• _Work required_: Go through the material below and copy all lines with "transgraniczne".

### Available data

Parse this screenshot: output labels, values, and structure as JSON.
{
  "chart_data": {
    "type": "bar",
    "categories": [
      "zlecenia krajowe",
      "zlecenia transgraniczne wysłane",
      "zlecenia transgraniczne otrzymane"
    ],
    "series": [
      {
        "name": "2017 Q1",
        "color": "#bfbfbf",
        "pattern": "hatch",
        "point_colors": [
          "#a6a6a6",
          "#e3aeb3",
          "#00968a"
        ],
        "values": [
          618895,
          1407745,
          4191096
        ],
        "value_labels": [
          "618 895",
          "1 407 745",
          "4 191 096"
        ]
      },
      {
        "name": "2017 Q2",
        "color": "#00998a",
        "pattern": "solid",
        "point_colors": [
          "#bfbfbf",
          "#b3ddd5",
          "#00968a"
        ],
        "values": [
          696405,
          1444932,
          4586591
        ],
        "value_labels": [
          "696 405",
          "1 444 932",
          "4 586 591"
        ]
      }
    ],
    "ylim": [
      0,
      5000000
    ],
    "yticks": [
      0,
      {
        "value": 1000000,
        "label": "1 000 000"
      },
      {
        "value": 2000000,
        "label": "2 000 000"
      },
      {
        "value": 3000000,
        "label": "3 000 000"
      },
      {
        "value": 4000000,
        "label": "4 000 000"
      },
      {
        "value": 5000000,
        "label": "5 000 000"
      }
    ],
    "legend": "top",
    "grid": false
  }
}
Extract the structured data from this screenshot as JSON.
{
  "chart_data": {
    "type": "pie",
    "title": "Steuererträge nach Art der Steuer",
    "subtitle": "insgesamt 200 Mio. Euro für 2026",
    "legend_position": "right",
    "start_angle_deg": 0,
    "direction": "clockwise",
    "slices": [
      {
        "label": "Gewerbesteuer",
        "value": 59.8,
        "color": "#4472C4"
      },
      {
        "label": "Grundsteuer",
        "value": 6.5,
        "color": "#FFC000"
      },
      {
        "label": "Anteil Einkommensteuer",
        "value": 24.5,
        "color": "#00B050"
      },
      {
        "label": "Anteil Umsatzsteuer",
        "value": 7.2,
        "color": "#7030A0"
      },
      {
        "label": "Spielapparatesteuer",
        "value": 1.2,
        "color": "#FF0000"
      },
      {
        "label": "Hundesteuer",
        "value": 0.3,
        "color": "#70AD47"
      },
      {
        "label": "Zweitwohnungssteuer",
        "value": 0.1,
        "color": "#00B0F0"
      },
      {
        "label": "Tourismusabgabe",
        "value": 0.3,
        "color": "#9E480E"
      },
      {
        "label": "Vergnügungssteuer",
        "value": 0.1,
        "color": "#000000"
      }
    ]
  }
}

######
### Available data

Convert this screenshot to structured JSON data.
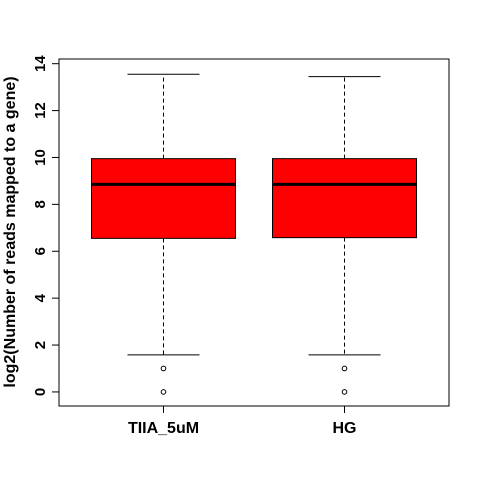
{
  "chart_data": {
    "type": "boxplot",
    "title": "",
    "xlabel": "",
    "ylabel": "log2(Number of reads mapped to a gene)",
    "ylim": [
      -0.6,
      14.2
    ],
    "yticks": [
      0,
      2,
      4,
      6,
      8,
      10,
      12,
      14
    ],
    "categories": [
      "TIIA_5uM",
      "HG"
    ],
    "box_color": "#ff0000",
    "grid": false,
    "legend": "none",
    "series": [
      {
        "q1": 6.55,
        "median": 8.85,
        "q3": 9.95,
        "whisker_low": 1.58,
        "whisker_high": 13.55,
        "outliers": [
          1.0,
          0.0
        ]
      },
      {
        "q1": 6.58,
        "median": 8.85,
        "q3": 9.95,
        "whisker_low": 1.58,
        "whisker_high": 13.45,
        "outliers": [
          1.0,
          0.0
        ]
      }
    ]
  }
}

######

• _Solution to this exercise_:
      "zlecenia transgraniczne wysłane",
      "zlecenia transgraniczne otrzymane"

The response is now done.